§ **SELECTED EXCERPT**:

The Nagas broadly refer to a cluster of tribes that live in Nagaland and a few other northeastern states. For more than half a century, the Nagas have remained an elusive part of India’s history. Similar to identity formations in the Indian subcontinent, the Naga identity only began to take shape after the advent of British occupation of the Naga Hills district in 1881. The origins of these tribes are still under dispute in the absence of early documentation and due to a variety of oral histories that contradict each other.

How many tribes are there in Nagaland?

Officially, the state recognises 16 tribes as Nagas. However, the idea of ‘Greater Nagalim’, the Naga-inhabiting areas — takes into account more than 30 tribes and spread across Nagaland, Manipur, parts of Assam and Arunachal Pradesh besides some areas in Myanmar. Each tribe has its own unique dialect and customary laws and practices, which are being used to resolve conflict and settle disputes.

§ **PROBLEMS TO WORK ON**:
1: Repeat, word for word, the part of the passage on the Nagas that opens with the words containing "Officially, the state" and closes with "and settle disputes.".
2: Answer these from the passage on the Nagas:
(a) In what year did the British occupation of the Naga Hills district begin?
(b) How many tribes does the state officially recognize as Nagas?
(c) How many tribes does the idea of "Greater Nagalim" take into account?

§ **Bounding box annotations**:
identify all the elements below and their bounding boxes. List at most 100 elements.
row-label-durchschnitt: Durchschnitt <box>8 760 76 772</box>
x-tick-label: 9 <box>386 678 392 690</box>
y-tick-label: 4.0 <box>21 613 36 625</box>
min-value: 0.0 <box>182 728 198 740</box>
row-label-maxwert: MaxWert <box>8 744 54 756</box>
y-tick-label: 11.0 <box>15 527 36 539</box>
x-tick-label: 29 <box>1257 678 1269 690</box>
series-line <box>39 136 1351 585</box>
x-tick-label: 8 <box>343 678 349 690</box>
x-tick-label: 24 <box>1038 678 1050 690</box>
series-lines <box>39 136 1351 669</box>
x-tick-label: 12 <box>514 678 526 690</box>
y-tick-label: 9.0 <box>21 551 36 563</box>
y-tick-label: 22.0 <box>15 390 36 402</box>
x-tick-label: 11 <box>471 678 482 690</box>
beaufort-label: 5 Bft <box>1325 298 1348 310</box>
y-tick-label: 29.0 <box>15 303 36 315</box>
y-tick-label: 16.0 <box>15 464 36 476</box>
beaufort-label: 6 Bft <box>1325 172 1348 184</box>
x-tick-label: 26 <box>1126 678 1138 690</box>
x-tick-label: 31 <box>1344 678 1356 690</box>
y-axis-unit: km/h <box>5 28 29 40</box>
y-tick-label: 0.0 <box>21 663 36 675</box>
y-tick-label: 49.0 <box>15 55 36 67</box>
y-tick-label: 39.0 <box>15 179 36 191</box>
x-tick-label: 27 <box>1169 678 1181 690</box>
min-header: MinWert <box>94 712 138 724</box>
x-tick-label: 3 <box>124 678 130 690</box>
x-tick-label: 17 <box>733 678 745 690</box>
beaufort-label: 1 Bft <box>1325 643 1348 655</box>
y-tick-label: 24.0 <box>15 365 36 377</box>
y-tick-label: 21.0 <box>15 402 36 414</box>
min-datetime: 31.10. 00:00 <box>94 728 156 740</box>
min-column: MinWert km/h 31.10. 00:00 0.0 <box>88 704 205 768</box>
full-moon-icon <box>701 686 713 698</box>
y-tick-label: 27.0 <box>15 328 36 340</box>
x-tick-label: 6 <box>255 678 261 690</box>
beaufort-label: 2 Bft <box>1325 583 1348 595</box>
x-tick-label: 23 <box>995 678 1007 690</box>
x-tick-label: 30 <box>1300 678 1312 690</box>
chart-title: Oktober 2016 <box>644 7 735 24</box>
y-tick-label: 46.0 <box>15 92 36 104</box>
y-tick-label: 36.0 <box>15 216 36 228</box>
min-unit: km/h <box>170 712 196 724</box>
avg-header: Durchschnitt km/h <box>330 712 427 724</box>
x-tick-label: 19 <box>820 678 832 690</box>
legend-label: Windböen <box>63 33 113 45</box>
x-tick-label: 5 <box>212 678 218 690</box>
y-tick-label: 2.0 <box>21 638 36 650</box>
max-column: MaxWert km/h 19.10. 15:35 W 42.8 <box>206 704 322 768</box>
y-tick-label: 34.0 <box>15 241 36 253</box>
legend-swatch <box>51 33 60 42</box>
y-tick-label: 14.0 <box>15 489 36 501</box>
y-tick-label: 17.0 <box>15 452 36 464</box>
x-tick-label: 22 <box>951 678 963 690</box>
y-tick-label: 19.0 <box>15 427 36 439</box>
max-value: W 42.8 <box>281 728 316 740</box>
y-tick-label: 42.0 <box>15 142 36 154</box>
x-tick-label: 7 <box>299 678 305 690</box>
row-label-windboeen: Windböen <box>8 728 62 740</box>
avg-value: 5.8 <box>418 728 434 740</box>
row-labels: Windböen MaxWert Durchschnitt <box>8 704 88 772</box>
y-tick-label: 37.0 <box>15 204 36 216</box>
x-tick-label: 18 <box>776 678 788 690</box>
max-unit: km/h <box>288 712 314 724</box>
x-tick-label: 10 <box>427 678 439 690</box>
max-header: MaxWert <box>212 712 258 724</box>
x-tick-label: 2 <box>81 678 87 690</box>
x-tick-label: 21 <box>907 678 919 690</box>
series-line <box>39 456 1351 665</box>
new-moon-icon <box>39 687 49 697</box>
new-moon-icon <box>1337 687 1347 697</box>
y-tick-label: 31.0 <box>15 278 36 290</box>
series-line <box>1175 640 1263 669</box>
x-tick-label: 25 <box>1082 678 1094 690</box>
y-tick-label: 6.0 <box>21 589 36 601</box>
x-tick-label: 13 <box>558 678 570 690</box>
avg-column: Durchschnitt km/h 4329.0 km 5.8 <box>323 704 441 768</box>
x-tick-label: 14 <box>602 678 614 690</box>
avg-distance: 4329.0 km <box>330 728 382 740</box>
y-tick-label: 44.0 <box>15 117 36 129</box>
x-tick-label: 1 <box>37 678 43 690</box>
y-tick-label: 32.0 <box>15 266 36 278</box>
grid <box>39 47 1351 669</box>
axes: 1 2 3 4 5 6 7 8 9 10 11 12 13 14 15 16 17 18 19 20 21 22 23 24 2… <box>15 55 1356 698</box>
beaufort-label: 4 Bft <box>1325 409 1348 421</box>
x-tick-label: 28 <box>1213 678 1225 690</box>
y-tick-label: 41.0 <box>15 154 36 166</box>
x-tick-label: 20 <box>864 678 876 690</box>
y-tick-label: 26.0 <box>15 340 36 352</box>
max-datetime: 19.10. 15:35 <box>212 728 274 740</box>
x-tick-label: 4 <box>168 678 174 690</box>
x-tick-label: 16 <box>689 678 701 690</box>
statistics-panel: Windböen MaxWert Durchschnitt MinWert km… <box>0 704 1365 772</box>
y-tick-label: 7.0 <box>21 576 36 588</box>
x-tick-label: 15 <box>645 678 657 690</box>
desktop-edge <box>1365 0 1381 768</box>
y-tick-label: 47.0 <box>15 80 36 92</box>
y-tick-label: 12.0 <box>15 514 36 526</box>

§ **TASK-BY-TASK RESULTS**:
1:
Officially, the state recognises 16 tribes as Nagas. However, the idea of ‘Greater Nagalim’, the Naga-inhabiting areas — takes into account more than 30 tribes and spread across Nagaland, Manipur, parts of Assam and Arunachal Pradesh besides some areas in Myanmar. Each tribe has its own unique dialect and customary laws and practices, which are being used to resolve conflict and settle disputes.

2:
(a) 1881
(b) 16
(c) More than 30